## MATERIAL PROVIDED

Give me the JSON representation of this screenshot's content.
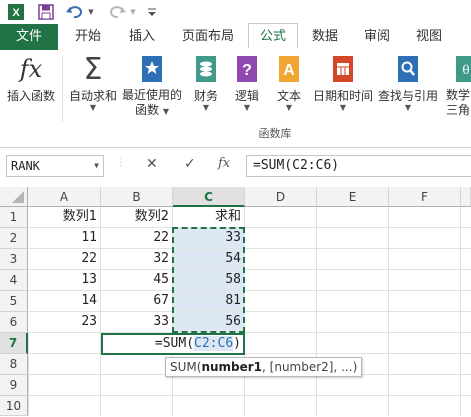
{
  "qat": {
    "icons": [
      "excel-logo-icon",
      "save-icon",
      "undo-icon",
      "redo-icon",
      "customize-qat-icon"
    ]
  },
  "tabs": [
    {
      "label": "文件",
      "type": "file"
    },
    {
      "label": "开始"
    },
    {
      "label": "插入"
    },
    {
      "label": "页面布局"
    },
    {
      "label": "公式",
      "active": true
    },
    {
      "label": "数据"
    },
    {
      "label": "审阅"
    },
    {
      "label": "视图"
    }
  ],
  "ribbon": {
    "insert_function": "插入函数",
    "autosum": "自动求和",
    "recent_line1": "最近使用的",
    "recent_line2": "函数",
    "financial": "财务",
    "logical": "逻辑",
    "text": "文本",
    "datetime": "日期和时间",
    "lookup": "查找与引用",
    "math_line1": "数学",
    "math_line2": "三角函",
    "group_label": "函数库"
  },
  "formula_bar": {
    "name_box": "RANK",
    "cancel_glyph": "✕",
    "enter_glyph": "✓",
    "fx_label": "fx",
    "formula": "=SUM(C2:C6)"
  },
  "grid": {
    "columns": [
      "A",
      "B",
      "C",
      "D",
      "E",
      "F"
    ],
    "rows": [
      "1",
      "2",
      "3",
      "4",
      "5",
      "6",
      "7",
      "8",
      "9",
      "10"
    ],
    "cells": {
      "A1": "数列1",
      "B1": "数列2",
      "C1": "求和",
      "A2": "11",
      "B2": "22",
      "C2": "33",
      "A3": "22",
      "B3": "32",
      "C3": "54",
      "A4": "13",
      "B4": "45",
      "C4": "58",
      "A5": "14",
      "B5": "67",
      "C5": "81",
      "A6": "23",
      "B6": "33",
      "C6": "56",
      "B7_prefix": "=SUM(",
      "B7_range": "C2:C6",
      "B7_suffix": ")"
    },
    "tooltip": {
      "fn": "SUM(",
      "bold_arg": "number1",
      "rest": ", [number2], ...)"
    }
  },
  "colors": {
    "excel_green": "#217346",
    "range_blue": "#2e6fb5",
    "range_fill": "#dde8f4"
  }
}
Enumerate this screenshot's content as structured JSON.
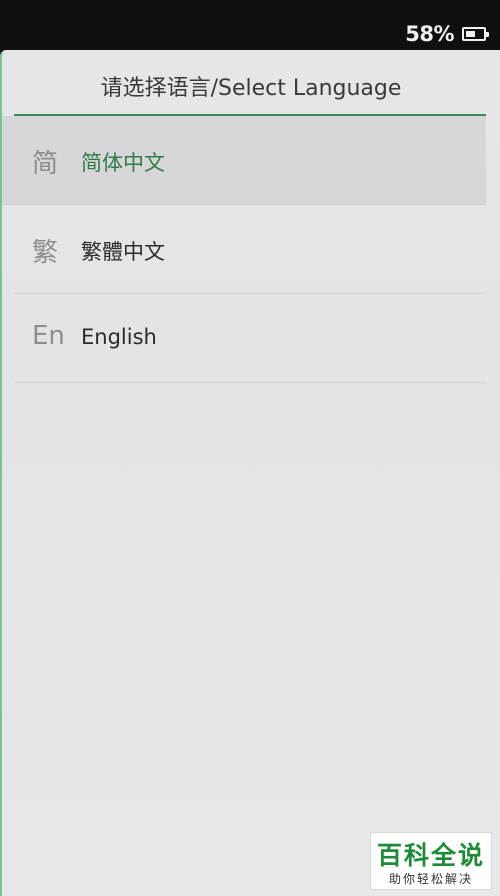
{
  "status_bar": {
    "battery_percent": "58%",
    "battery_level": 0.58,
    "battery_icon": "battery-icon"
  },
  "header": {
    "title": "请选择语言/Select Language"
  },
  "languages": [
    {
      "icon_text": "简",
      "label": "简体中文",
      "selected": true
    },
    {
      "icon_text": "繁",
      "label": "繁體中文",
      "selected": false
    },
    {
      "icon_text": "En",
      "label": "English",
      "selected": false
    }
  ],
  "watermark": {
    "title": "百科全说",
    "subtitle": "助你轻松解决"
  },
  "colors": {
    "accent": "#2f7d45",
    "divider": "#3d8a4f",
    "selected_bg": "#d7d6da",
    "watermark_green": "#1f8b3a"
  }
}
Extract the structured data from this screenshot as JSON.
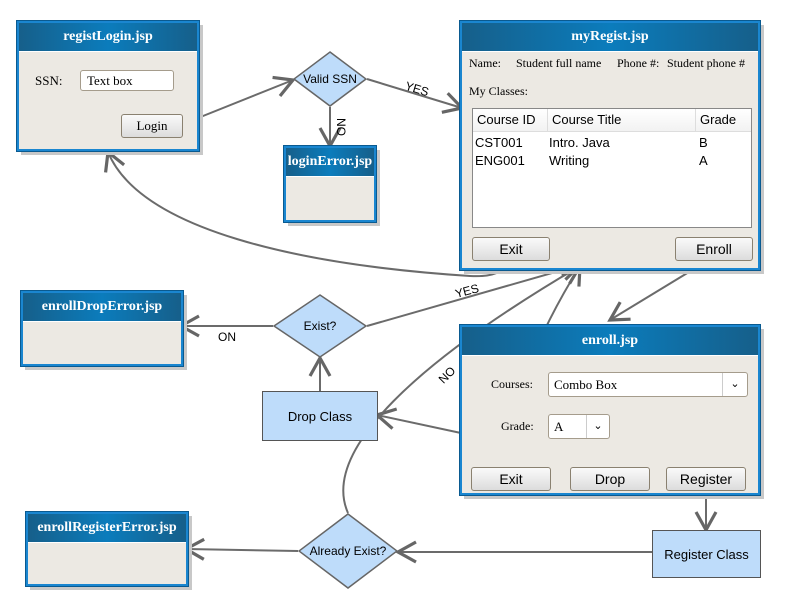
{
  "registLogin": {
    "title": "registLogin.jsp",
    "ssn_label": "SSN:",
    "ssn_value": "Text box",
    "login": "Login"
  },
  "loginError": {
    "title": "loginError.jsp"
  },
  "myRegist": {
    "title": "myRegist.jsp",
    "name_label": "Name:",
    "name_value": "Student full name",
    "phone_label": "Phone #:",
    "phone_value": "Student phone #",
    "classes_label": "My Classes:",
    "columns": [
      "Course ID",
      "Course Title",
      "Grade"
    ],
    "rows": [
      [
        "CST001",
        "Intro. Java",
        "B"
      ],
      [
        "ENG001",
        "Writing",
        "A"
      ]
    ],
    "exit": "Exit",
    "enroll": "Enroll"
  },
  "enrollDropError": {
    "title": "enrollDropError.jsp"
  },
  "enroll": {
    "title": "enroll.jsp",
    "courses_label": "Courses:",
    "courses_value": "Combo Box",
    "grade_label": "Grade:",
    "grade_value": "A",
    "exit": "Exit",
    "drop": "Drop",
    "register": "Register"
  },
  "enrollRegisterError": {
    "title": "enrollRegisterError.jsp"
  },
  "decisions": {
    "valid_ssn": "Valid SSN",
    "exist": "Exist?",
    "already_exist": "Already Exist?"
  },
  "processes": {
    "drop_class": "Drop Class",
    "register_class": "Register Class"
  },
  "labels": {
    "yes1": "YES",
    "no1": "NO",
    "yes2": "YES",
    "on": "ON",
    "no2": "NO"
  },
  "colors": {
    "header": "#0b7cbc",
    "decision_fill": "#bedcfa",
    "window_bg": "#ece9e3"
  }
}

## THE EXERCISE
Go through the entries above and pull out each line with "Exist" in it.

## PROBLEM SOLUTION
    "exist": "Exist?",
    "already_exist": "Already Exist?"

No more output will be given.